EXERCISE INSTRUCTIONS >> Below is a listing. Gather each line of it that contains "Supported".

-- Begin INPUT MATERIAL --

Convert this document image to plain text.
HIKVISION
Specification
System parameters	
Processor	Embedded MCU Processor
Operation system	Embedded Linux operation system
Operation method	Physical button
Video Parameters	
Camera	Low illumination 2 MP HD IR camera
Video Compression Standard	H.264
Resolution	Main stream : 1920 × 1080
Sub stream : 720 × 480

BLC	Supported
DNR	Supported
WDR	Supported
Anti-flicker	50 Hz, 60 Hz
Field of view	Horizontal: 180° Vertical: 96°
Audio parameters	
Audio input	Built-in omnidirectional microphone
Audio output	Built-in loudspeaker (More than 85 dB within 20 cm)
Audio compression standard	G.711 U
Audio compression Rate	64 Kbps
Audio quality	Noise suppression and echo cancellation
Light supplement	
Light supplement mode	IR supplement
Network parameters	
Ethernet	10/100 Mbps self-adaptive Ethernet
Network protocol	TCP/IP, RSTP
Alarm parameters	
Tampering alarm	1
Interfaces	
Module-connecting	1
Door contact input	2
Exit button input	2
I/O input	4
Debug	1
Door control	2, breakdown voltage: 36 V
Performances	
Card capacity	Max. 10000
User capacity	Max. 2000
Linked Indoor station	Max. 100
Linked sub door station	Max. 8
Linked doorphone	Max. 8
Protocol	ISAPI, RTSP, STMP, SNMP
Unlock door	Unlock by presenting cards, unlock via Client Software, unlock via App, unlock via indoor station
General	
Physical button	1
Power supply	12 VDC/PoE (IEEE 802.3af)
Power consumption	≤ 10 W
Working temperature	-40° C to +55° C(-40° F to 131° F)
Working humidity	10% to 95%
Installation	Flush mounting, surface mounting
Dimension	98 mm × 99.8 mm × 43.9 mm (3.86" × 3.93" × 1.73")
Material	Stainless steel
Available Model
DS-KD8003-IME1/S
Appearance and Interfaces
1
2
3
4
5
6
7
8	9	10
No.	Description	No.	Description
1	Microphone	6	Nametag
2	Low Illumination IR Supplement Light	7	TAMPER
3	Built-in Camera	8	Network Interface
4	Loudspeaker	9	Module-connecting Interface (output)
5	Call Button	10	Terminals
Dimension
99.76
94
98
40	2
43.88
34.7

-- End INPUT MATERIAL --

COMPLETE RESPONSE >>
BLC	Supported
DNR	Supported
WDR	Supported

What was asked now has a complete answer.